Given task:
Pull out every line containing the string "Methods".

Data entries:
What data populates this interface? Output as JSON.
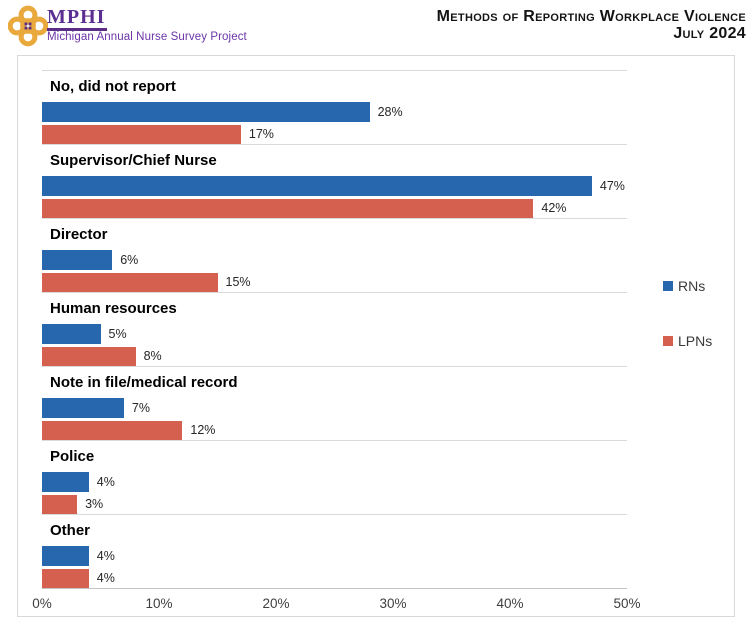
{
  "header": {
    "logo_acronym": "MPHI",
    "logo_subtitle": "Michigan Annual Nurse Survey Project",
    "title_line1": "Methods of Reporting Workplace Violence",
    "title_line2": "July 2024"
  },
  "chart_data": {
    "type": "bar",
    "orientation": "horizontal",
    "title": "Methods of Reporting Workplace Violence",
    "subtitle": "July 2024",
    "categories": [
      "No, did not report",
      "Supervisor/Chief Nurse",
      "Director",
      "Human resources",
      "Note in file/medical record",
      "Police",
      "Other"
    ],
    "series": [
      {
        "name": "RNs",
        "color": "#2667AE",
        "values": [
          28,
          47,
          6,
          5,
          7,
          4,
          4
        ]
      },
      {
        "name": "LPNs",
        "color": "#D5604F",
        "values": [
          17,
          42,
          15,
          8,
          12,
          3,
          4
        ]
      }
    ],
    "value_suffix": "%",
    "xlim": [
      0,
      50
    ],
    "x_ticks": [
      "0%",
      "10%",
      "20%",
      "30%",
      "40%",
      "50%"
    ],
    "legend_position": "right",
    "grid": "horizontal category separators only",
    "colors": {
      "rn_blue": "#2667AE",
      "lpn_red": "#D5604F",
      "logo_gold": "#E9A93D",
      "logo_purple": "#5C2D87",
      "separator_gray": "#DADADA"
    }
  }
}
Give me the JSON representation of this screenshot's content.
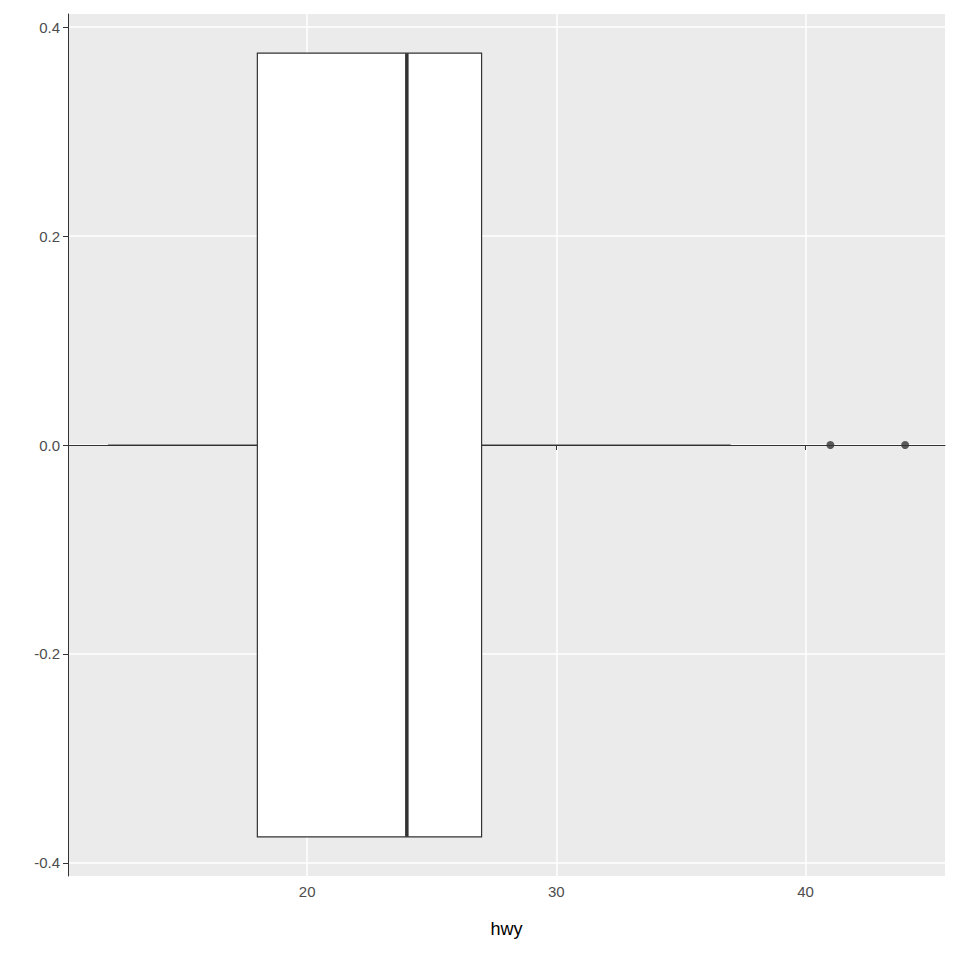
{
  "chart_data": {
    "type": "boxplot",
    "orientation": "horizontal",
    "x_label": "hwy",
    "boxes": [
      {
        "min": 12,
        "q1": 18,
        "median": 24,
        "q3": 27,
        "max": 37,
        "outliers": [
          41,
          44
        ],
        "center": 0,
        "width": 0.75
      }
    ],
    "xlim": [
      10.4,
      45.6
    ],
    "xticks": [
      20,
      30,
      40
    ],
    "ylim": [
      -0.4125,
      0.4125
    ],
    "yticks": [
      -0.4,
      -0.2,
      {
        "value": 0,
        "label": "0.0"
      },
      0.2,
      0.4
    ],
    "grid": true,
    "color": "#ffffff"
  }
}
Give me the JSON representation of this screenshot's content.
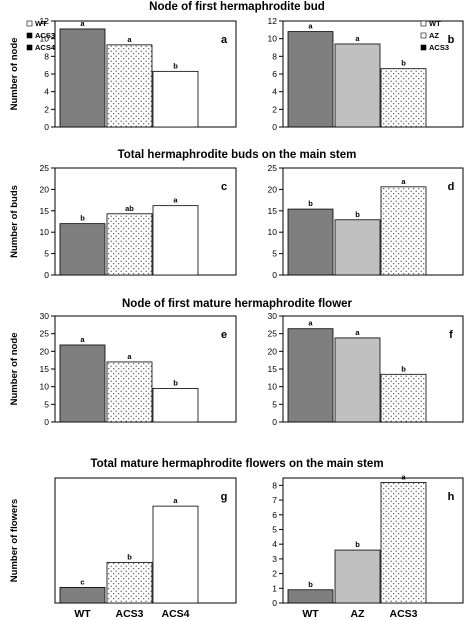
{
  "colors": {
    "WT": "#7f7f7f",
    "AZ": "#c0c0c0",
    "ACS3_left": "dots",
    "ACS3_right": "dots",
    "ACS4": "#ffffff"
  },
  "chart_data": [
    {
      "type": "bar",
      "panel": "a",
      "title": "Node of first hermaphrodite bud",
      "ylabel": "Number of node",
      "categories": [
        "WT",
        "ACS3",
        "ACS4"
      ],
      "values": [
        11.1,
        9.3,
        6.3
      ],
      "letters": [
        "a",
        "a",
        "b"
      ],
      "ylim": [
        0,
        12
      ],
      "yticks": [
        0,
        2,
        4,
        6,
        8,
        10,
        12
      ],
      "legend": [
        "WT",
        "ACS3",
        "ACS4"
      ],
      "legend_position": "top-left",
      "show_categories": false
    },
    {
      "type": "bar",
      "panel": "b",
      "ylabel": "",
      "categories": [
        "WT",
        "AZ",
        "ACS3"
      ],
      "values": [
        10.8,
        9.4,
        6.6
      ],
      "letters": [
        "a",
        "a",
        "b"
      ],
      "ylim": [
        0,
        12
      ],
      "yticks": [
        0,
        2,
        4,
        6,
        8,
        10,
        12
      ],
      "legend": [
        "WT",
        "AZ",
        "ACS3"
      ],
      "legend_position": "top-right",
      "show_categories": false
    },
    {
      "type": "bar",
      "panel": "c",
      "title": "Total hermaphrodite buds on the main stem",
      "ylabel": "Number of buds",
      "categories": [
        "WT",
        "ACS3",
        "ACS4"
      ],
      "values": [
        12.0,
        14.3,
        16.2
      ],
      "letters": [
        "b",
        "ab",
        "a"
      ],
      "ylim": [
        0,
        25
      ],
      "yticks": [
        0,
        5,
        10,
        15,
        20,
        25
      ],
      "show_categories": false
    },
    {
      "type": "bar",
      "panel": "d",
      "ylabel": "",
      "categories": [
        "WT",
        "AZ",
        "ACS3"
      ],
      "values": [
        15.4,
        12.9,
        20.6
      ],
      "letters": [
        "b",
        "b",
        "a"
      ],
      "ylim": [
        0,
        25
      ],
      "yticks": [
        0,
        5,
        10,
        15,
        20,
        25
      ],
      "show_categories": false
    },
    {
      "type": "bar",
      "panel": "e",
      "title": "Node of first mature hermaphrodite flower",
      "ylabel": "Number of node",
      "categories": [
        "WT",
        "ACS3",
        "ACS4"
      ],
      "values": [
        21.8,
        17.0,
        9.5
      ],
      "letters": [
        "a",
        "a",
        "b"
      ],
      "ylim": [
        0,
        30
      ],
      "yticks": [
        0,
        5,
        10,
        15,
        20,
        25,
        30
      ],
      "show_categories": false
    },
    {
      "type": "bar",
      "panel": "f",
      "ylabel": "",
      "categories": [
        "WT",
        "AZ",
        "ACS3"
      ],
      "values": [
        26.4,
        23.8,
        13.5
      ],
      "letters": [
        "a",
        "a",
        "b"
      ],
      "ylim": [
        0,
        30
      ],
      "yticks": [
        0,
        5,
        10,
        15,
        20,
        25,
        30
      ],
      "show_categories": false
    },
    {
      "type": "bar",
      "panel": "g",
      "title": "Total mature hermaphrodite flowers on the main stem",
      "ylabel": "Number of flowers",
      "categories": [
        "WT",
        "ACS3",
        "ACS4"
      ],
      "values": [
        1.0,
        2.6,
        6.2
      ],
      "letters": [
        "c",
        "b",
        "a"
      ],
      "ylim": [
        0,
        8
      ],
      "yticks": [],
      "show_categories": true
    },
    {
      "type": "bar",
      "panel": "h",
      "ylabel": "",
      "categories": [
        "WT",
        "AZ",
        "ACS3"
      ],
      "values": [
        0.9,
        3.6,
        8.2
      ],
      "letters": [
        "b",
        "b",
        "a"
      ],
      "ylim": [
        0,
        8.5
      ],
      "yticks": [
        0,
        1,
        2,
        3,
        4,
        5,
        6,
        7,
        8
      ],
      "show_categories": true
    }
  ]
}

...

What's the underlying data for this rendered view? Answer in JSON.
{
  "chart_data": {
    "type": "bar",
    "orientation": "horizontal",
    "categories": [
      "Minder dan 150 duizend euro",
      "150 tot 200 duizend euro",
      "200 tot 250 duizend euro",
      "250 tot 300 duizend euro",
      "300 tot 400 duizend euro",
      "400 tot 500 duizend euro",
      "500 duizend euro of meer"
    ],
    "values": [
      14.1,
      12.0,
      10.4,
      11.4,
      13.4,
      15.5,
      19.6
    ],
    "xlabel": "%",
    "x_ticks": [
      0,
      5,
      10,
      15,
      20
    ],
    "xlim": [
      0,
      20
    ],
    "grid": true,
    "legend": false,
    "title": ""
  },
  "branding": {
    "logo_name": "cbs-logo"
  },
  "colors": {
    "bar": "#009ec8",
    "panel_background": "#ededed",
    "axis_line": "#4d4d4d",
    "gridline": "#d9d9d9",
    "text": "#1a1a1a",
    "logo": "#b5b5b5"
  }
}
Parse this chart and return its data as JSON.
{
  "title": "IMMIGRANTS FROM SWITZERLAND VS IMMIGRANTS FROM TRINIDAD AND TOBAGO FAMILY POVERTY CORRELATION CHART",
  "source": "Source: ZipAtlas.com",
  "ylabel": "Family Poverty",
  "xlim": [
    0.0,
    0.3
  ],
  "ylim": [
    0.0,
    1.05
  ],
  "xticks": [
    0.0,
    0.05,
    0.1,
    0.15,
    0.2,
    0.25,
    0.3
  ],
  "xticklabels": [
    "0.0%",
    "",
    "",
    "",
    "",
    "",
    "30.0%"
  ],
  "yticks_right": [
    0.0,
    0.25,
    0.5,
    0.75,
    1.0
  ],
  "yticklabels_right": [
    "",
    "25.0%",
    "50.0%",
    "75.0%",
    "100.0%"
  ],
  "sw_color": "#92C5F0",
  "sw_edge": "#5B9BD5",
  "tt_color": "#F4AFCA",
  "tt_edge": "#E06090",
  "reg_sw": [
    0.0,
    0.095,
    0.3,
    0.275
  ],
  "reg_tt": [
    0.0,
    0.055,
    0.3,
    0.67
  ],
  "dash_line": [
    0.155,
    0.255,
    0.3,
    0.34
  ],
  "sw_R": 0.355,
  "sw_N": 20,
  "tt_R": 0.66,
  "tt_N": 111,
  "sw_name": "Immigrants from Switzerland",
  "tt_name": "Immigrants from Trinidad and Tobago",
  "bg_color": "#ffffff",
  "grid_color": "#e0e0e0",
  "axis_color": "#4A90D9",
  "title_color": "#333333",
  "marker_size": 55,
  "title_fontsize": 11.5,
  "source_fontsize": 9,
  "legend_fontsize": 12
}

--

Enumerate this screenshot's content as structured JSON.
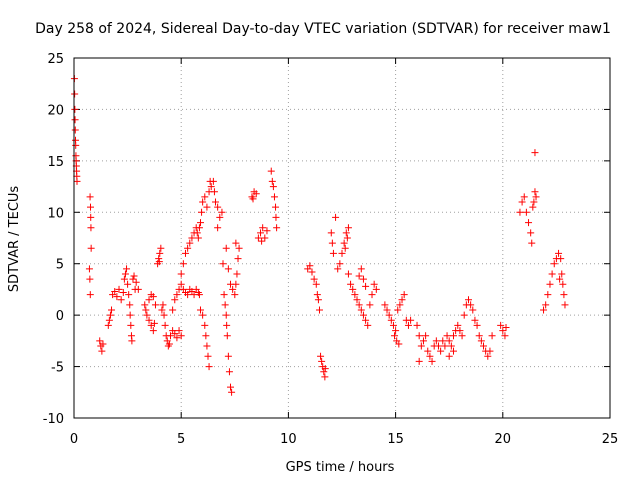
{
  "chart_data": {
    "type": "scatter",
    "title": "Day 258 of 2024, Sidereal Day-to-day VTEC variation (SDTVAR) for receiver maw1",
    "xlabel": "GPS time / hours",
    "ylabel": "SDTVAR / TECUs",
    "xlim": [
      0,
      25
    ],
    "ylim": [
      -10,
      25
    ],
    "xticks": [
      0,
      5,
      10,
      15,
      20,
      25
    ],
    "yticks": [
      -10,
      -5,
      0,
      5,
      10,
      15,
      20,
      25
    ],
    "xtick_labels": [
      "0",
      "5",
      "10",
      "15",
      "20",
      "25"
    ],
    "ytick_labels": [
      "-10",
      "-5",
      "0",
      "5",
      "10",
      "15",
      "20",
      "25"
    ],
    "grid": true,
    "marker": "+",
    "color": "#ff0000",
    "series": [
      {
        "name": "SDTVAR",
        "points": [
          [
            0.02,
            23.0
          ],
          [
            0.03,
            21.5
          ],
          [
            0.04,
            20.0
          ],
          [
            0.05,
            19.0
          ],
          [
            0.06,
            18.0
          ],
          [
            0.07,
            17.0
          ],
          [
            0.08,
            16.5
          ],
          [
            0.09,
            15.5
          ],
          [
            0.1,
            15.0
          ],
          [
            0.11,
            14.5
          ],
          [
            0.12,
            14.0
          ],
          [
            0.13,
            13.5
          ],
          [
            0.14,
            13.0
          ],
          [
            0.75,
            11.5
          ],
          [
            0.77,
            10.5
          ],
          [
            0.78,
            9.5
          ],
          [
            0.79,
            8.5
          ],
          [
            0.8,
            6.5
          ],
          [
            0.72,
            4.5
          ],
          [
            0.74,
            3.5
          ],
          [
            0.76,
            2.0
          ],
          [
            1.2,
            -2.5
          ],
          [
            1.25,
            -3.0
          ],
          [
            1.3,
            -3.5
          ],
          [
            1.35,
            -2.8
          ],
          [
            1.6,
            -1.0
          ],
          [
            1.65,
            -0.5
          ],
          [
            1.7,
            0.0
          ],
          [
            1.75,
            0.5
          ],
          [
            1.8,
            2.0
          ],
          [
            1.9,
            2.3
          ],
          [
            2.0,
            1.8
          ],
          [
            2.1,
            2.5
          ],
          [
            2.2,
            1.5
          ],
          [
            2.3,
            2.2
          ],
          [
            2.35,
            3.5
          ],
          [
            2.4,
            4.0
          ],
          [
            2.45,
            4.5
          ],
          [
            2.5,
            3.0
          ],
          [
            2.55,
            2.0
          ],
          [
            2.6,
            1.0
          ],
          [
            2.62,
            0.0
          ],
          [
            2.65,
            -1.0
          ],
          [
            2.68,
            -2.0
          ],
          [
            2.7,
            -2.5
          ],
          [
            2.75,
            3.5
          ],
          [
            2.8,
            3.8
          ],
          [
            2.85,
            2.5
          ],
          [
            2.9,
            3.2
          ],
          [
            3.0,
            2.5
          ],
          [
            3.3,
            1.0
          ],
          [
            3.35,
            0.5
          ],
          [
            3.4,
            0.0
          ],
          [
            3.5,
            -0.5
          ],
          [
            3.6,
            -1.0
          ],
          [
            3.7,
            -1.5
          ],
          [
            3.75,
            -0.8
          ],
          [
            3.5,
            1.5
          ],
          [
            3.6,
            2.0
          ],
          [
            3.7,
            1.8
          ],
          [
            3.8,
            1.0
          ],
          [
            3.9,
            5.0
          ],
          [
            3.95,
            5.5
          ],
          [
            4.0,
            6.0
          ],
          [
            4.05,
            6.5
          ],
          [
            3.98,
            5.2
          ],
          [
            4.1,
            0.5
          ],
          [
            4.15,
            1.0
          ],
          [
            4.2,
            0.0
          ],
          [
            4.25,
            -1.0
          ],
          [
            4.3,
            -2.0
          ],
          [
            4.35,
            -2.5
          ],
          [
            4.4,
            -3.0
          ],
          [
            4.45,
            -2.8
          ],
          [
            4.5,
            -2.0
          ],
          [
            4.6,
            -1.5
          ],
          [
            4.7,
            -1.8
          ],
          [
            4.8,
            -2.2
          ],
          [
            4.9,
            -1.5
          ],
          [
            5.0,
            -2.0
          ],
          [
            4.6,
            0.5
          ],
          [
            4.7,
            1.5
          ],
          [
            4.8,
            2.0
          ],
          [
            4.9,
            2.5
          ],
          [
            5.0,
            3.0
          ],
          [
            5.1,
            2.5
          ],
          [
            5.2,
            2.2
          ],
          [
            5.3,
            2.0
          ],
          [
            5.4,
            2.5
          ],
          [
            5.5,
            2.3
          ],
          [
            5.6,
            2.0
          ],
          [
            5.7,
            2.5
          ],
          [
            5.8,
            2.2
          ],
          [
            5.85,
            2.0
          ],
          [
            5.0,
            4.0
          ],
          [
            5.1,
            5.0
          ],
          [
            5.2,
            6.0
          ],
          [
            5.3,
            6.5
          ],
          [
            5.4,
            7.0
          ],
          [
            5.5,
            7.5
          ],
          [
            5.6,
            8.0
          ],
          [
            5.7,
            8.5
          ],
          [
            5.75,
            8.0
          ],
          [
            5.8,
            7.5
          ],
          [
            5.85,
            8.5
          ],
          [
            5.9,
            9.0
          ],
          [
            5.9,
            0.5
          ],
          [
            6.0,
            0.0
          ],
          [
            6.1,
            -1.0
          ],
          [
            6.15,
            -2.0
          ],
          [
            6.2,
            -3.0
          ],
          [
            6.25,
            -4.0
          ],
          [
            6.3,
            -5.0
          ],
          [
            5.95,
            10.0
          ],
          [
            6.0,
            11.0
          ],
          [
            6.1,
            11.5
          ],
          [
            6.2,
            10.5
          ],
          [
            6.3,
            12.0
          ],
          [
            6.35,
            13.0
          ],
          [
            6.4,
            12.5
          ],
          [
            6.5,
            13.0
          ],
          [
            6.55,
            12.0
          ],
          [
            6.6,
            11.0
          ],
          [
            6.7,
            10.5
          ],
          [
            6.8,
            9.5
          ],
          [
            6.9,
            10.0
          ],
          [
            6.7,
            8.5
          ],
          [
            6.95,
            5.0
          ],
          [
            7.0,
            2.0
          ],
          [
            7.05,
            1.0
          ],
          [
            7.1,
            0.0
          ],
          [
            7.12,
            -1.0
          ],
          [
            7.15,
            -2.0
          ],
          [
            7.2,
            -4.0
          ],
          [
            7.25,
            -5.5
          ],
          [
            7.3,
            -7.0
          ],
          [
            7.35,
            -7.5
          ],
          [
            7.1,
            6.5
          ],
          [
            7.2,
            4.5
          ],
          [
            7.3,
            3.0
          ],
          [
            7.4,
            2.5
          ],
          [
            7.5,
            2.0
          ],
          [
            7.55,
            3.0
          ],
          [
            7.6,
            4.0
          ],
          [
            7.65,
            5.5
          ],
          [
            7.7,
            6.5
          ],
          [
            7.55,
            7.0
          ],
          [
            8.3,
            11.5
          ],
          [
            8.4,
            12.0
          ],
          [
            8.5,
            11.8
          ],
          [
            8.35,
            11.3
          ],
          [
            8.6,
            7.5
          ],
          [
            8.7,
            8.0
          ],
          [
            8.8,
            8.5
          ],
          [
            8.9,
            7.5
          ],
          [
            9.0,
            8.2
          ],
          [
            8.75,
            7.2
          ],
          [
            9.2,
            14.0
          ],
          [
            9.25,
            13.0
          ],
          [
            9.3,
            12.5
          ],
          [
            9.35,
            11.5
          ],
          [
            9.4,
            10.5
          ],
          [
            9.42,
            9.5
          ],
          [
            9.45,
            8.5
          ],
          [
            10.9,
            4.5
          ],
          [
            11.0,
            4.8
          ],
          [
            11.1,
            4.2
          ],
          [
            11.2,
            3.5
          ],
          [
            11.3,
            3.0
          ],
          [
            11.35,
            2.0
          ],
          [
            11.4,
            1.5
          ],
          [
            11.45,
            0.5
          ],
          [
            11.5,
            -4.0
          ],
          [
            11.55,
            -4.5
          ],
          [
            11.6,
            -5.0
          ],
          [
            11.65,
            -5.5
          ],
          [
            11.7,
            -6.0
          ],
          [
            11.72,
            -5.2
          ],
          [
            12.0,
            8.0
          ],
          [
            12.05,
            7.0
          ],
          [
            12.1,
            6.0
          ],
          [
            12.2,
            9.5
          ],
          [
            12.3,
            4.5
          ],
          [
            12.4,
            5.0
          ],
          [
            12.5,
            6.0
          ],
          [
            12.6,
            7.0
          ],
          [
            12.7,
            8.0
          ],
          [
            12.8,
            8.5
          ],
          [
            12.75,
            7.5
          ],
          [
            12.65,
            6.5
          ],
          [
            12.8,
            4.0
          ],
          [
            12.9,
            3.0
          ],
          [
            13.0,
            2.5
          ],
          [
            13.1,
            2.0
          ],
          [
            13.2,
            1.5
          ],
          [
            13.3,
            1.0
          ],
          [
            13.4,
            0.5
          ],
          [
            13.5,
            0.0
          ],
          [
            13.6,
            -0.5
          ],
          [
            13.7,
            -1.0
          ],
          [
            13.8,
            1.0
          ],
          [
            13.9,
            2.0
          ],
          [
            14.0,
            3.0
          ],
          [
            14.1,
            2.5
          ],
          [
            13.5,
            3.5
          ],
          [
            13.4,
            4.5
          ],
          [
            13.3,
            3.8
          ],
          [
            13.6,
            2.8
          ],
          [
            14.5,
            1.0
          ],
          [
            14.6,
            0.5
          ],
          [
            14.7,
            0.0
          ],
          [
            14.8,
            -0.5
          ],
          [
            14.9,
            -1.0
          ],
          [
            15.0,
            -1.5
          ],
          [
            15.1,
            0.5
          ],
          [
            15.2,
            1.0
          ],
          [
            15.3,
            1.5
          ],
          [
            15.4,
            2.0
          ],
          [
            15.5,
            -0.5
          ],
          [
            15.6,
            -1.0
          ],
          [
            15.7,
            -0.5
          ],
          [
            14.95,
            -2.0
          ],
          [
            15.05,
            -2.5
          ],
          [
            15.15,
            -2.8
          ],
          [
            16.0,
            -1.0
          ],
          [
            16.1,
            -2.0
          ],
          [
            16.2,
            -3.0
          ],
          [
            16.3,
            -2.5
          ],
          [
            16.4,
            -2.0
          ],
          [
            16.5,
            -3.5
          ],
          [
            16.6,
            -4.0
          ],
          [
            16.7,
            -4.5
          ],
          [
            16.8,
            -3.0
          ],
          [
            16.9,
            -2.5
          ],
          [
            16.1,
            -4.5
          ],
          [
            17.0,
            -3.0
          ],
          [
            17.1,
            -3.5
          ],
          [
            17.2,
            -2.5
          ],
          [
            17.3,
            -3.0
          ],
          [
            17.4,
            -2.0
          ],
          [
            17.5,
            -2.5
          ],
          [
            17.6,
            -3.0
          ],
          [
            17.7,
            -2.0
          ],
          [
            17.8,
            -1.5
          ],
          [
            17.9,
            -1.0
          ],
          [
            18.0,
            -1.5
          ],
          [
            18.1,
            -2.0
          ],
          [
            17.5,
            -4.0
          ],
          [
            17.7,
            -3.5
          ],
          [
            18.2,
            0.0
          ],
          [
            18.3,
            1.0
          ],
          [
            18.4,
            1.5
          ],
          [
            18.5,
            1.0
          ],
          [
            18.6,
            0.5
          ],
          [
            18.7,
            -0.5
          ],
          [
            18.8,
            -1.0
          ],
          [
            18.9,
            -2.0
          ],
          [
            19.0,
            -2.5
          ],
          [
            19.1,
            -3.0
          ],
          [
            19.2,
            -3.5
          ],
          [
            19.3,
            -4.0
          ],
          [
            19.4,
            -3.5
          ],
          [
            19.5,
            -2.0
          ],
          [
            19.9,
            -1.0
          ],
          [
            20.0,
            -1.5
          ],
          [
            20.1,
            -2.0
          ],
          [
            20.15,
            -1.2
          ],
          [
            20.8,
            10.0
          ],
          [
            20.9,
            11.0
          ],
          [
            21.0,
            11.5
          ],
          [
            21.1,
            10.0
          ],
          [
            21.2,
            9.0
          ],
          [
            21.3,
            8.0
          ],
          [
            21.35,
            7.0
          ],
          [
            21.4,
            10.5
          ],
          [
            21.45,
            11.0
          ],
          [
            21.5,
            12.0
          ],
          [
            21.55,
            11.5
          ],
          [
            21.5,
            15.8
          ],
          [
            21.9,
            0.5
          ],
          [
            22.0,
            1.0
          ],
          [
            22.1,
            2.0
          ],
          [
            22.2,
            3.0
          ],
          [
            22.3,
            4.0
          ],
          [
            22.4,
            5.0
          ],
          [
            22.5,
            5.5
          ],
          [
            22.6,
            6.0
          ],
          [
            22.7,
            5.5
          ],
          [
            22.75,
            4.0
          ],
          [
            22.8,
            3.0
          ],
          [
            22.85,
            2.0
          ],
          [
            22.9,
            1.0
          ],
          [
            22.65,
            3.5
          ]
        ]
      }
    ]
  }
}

Exercise output:
    "title_line1": "Methods of Reporting Workplace Violence",
    "title": "Methods of Reporting Workplace Violence",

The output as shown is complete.